List each line of the data in which the string "kind" appears.

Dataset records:
## BEGIN

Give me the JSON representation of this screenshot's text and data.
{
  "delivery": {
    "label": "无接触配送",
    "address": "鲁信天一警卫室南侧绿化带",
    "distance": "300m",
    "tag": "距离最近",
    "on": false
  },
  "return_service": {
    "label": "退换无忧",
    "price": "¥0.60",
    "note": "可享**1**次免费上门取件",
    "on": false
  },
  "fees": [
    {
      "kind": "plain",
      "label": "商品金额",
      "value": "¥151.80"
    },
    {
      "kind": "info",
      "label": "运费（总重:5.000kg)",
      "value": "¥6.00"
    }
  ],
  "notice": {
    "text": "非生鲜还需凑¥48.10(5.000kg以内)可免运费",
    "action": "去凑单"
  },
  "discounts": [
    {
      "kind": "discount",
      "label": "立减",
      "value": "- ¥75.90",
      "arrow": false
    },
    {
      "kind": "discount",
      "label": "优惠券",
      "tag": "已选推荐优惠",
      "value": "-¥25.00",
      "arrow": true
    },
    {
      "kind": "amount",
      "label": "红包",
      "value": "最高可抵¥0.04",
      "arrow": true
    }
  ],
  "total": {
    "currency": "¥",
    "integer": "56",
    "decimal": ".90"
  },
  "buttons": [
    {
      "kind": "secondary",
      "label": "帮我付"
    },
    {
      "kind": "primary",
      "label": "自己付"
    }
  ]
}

## END
## BEGIN

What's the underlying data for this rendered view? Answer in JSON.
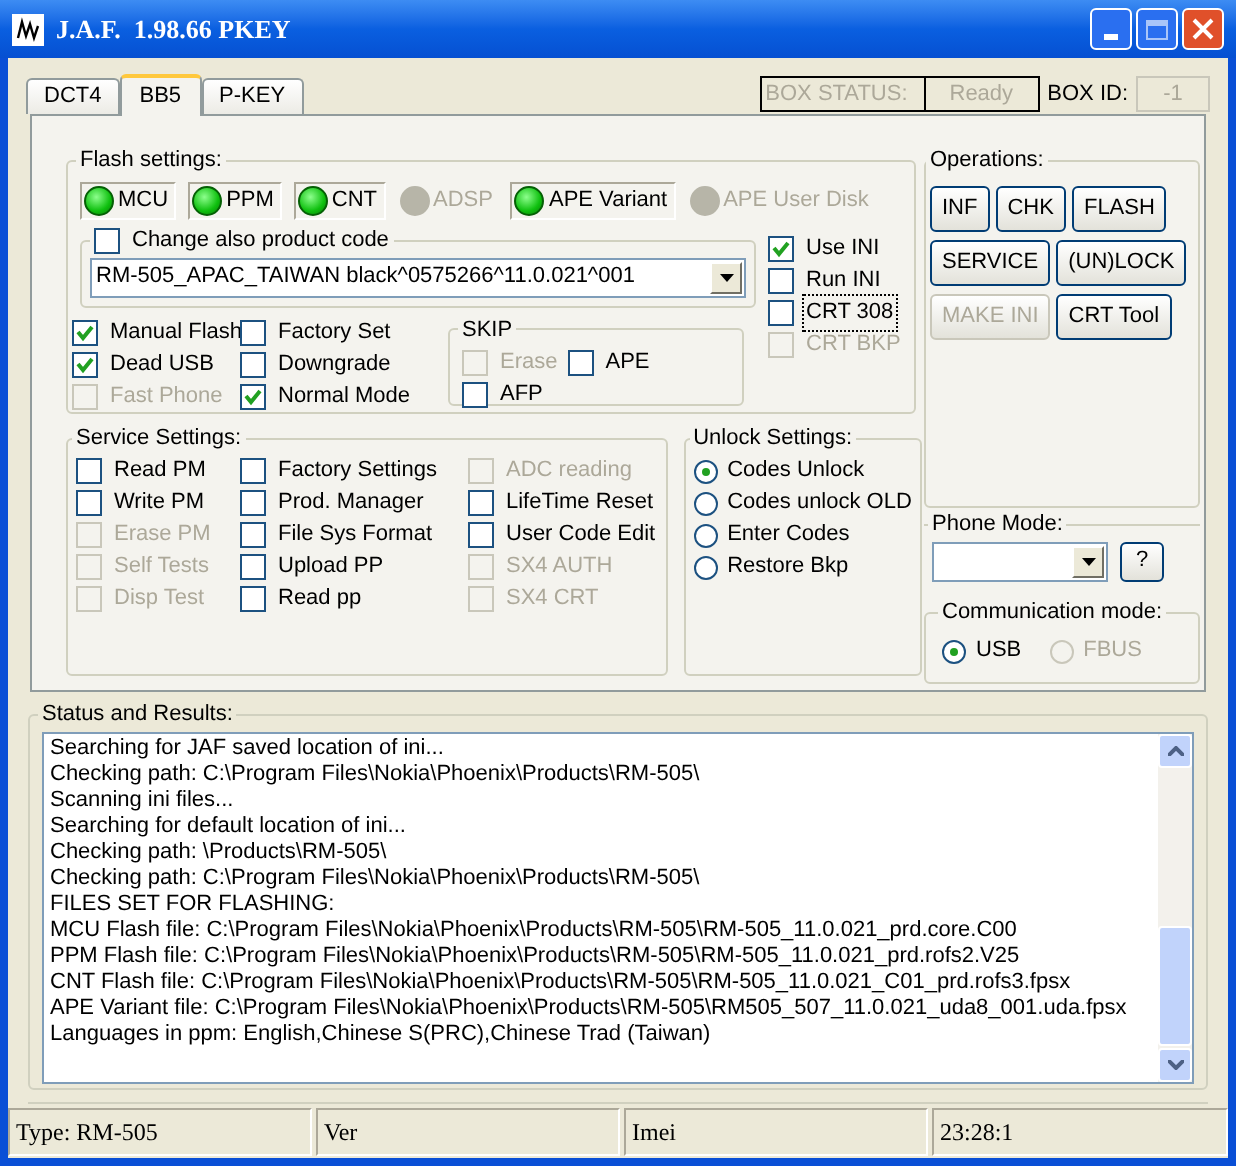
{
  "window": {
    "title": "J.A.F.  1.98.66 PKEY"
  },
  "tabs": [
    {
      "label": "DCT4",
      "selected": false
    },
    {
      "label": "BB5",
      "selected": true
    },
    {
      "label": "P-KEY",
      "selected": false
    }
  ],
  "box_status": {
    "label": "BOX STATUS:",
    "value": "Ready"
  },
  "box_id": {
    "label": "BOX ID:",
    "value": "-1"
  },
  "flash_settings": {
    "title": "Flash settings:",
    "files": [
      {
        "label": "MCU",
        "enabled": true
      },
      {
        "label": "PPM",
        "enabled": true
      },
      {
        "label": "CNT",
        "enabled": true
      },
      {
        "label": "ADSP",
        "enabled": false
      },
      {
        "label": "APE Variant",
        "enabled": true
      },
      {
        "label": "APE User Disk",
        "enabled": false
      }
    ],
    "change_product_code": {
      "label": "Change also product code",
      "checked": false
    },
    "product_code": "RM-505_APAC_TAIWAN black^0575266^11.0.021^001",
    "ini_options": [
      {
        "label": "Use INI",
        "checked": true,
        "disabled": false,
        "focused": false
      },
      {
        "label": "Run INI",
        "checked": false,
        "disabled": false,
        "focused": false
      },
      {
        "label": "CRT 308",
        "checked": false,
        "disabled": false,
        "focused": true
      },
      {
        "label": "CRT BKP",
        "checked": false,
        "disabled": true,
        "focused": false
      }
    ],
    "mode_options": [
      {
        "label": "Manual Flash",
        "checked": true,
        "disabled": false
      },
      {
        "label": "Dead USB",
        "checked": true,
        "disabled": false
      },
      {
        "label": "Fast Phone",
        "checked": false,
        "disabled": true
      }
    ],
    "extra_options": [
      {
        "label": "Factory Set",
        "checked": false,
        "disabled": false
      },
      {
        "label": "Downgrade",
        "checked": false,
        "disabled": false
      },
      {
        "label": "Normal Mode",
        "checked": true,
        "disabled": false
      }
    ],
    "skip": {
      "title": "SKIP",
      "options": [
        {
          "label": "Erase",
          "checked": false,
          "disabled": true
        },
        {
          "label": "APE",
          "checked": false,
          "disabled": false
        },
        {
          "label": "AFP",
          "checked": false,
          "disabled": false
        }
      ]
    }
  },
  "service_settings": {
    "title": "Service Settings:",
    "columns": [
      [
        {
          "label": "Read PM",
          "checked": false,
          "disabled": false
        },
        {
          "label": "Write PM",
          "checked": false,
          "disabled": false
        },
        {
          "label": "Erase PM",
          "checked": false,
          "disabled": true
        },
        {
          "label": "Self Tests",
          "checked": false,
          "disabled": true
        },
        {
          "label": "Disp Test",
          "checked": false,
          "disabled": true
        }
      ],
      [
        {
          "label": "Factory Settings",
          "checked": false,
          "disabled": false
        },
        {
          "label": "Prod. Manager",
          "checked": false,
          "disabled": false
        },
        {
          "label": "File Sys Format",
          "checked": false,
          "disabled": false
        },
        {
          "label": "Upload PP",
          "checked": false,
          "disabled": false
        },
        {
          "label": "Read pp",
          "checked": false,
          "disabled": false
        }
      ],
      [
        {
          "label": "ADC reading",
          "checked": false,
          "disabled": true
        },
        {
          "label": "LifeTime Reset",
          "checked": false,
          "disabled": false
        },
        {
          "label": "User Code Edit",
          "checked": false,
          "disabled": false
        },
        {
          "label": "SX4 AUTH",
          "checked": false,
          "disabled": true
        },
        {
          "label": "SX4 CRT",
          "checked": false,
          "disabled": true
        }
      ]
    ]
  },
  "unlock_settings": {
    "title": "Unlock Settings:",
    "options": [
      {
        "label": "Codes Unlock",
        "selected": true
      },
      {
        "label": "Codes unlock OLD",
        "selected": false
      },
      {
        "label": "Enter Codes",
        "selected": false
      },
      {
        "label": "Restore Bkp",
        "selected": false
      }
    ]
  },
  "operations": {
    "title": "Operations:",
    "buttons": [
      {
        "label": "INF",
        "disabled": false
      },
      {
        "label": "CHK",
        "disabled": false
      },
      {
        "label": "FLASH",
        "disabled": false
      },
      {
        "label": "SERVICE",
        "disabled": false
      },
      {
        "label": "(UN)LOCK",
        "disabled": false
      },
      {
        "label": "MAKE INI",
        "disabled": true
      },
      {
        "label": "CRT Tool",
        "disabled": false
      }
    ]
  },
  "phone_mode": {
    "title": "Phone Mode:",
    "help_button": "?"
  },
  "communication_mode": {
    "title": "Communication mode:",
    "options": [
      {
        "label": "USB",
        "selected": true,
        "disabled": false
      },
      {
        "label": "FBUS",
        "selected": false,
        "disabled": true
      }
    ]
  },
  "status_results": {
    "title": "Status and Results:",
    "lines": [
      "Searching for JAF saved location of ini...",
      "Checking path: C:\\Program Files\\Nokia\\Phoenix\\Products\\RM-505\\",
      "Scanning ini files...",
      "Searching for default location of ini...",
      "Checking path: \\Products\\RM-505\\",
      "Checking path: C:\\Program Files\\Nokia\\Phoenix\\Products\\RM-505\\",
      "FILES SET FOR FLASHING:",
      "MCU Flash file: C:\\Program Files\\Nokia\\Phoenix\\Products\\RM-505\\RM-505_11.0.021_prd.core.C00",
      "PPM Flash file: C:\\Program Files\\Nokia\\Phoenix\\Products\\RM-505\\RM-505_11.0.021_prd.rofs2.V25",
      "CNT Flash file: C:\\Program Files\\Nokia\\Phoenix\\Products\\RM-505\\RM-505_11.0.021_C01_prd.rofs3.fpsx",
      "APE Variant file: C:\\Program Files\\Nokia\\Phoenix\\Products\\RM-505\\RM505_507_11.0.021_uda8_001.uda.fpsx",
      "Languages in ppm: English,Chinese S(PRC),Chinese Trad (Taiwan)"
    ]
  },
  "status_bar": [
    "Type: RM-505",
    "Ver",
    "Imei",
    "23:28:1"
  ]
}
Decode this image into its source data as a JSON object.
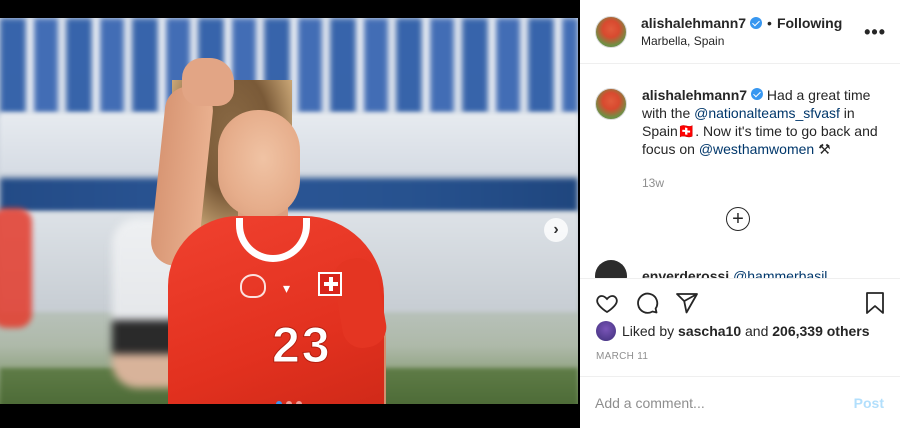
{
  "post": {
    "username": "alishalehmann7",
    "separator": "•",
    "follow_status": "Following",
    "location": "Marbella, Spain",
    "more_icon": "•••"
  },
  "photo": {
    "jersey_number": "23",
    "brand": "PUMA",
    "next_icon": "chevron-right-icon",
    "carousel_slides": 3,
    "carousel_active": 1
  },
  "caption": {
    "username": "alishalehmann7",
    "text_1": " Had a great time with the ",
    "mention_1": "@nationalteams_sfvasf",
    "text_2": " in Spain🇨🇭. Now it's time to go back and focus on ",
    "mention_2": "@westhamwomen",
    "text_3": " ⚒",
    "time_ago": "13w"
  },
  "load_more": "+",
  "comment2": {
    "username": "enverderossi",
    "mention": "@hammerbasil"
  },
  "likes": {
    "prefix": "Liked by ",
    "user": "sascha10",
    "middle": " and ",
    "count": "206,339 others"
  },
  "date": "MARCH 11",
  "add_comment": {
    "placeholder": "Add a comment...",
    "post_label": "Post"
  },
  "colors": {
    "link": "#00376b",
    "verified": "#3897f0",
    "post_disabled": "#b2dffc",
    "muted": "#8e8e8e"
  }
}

## END

## Complete response:
      "kind": "plain",
      "kind": "info",
      "kind": "discount",
      "kind": "discount",
      "kind": "amount",
      "kind": "secondary",
      "kind": "primary",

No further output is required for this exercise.